→ **Directions for this task**
Transcribe all of the material exactly.

[Stored data entries]
>>>
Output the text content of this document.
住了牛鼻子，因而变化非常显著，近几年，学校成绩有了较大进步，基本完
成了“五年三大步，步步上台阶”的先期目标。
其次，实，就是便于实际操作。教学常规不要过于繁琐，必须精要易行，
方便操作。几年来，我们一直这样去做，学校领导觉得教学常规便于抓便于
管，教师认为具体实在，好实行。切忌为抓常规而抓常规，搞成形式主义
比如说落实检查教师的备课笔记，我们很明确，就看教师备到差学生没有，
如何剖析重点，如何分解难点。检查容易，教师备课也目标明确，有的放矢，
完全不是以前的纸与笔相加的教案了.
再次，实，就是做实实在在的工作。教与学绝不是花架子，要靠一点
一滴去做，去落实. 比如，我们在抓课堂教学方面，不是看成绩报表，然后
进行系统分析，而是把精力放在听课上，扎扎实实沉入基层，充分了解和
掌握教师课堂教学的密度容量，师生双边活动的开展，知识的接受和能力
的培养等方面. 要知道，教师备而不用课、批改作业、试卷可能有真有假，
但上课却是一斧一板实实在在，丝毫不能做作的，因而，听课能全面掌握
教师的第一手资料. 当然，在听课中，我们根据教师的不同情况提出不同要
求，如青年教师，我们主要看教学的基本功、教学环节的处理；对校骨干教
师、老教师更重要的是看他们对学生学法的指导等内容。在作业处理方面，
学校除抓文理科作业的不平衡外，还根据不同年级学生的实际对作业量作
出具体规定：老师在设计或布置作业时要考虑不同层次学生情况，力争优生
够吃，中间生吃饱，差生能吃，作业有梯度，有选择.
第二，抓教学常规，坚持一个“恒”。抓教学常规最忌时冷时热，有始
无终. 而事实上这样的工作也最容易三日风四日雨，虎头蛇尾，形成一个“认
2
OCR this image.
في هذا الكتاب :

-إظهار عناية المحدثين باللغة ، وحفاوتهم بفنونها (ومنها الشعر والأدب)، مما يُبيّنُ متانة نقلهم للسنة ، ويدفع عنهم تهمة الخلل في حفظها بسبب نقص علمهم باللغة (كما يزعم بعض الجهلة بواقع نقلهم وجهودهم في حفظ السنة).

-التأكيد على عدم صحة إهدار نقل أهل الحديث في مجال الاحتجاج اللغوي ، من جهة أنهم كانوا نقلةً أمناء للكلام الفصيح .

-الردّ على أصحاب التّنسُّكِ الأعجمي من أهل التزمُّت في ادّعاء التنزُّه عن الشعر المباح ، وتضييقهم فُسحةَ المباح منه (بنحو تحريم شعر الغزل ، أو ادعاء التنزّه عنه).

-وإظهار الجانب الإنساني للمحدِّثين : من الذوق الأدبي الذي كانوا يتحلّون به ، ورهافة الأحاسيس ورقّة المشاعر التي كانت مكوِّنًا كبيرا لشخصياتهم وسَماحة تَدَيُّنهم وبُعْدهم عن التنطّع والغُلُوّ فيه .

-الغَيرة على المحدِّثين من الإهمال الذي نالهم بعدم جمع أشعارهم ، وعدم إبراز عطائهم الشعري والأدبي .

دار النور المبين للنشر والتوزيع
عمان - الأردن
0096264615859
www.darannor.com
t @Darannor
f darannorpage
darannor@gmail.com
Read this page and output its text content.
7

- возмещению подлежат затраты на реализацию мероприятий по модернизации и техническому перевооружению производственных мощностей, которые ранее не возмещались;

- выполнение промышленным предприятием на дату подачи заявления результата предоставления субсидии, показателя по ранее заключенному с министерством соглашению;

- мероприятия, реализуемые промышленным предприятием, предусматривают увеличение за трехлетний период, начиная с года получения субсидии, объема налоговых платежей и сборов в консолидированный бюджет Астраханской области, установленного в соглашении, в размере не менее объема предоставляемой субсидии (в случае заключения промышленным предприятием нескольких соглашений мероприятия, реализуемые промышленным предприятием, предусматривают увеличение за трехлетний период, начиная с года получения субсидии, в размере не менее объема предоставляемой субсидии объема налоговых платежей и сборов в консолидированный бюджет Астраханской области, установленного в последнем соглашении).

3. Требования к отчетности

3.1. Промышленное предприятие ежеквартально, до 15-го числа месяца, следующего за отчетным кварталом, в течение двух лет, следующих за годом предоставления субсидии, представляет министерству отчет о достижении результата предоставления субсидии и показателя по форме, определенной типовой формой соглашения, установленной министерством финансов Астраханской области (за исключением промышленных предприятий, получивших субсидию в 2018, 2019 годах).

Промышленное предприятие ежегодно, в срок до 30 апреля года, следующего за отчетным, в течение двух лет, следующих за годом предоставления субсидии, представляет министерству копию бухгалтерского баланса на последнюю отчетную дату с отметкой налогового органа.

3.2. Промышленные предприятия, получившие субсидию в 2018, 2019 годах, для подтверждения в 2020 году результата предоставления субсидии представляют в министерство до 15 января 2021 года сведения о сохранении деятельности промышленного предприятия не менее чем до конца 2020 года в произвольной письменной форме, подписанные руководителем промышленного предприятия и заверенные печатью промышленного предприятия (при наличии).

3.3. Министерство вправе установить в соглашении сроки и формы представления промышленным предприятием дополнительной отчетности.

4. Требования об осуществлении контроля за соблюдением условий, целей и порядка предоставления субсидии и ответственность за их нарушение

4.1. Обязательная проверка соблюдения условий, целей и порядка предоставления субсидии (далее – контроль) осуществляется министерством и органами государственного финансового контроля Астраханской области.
<<<
→ **Written answer**
Output the text content of this document.
住了牛鼻子，因而变化非常显著，近几年，学校成绩有了较大进步，基本完
成了“五年三大步，步步上台阶”的先期目标。
其次，实，就是便于实际操作。教学常规不要过于繁琐，必须精要易行，
方便操作。几年来，我们一直这样去做，学校领导觉得教学常规便于抓便于
管，教师认为具体实在，好实行。切忌为抓常规而抓常规，搞成形式主义
比如说落实检查教师的备课笔记，我们很明确，就看教师备到差学生没有，
如何剖析重点，如何分解难点。检查容易，教师备课也目标明确，有的放矢，
完全不是以前的纸与笔相加的教案了.
再次，实，就是做实实在在的工作。教与学绝不是花架子，要靠一点
一滴去做，去落实. 比如，我们在抓课堂教学方面，不是看成绩报表，然后
进行系统分析，而是把精力放在听课上，扎扎实实沉入基层，充分了解和
掌握教师课堂教学的密度容量，师生双边活动的开展，知识的接受和能力
的培养等方面. 要知道，教师备而不用课、批改作业、试卷可能有真有假，
但上课却是一斧一板实实在在，丝毫不能做作的，因而，听课能全面掌握
教师的第一手资料. 当然，在听课中，我们根据教师的不同情况提出不同要
求，如青年教师，我们主要看教学的基本功、教学环节的处理；对校骨干教
师、老教师更重要的是看他们对学生学法的指导等内容。在作业处理方面，
学校除抓文理科作业的不平衡外，还根据不同年级学生的实际对作业量作
出具体规定：老师在设计或布置作业时要考虑不同层次学生情况，力争优生
够吃，中间生吃饱，差生能吃，作业有梯度，有选择.
第二，抓教学常规，坚持一个“恒”。抓教学常规最忌时冷时热，有始
无终. 而事实上这样的工作也最容易三日风四日雨，虎头蛇尾，形成一个“认
2
OCR this image.
في هذا الكتاب :

-إظهار عناية المحدثين باللغة ، وحفاوتهم بفنونها (ومنها الشعر والأدب)، مما يُبيّنُ متانة نقلهم للسنة ، ويدفع عنهم تهمة الخلل في حفظها بسبب نقص علمهم باللغة (كما يزعم بعض الجهلة بواقع نقلهم وجهودهم في حفظ السنة).

-التأكيد على عدم صحة إهدار نقل أهل الحديث في مجال الاحتجاج اللغوي ، من جهة أنهم كانوا نقلةً أمناء للكلام الفصيح .

-الردّ على أصحاب التّنسُّكِ الأعجمي من أهل التزمُّت في ادّعاء التنزُّه عن الشعر المباح ، وتضييقهم فُسحةَ المباح منه (بنحو تحريم شعر الغزل ، أو ادعاء التنزّه عنه).

-وإظهار الجانب الإنساني للمحدِّثين : من الذوق الأدبي الذي كانوا يتحلّون به ، ورهافة الأحاسيس ورقّة المشاعر التي كانت مكوِّنًا كبيرا لشخصياتهم وسَماحة تَدَيُّنهم وبُعْدهم عن التنطّع والغُلُوّ فيه .

-الغَيرة على المحدِّثين من الإهمال الذي نالهم بعدم جمع أشعارهم ، وعدم إبراز عطائهم الشعري والأدبي .

دار النور المبين للنشر والتوزيع
عمان - الأردن
0096264615859
www.darannor.com
t @Darannor
f darannorpage
darannor@gmail.com
Read this page and output its text content.
7

- возмещению подлежат затраты на реализацию мероприятий по модернизации и техническому перевооружению производственных мощностей, которые ранее не возмещались;

- выполнение промышленным предприятием на дату подачи заявления результата предоставления субсидии, показателя по ранее заключенному с министерством соглашению;

- мероприятия, реализуемые промышленным предприятием, предусматривают увеличение за трехлетний период, начиная с года получения субсидии, объема налоговых платежей и сборов в консолидированный бюджет Астраханской области, установленного в соглашении, в размере не менее объема предоставляемой субсидии (в случае заключения промышленным предприятием нескольких соглашений мероприятия, реализуемые промышленным предприятием, предусматривают увеличение за трехлетний период, начиная с года получения субсидии, в размере не менее объема предоставляемой субсидии объема налоговых платежей и сборов в консолидированный бюджет Астраханской области, установленного в последнем соглашении).

3. Требования к отчетности

3.1. Промышленное предприятие ежеквартально, до 15-го числа месяца, следующего за отчетным кварталом, в течение двух лет, следующих за годом предоставления субсидии, представляет министерству отчет о достижении результата предоставления субсидии и показателя по форме, определенной типовой формой соглашения, установленной министерством финансов Астраханской области (за исключением промышленных предприятий, получивших субсидию в 2018, 2019 годах).

Промышленное предприятие ежегодно, в срок до 30 апреля года, следующего за отчетным, в течение двух лет, следующих за годом предоставления субсидии, представляет министерству копию бухгалтерского баланса на последнюю отчетную дату с отметкой налогового органа.

3.2. Промышленные предприятия, получившие субсидию в 2018, 2019 годах, для подтверждения в 2020 году результата предоставления субсидии представляют в министерство до 15 января 2021 года сведения о сохранении деятельности промышленного предприятия не менее чем до конца 2020 года в произвольной письменной форме, подписанные руководителем промышленного предприятия и заверенные печатью промышленного предприятия (при наличии).

3.3. Министерство вправе установить в соглашении сроки и формы представления промышленным предприятием дополнительной отчетности.

4. Требования об осуществлении контроля за соблюдением условий, целей и порядка предоставления субсидии и ответственность за их нарушение

4.1. Обязательная проверка соблюдения условий, целей и порядка предоставления субсидии (далее – контроль) осуществляется министерством и органами государственного финансового контроля Астраханской области.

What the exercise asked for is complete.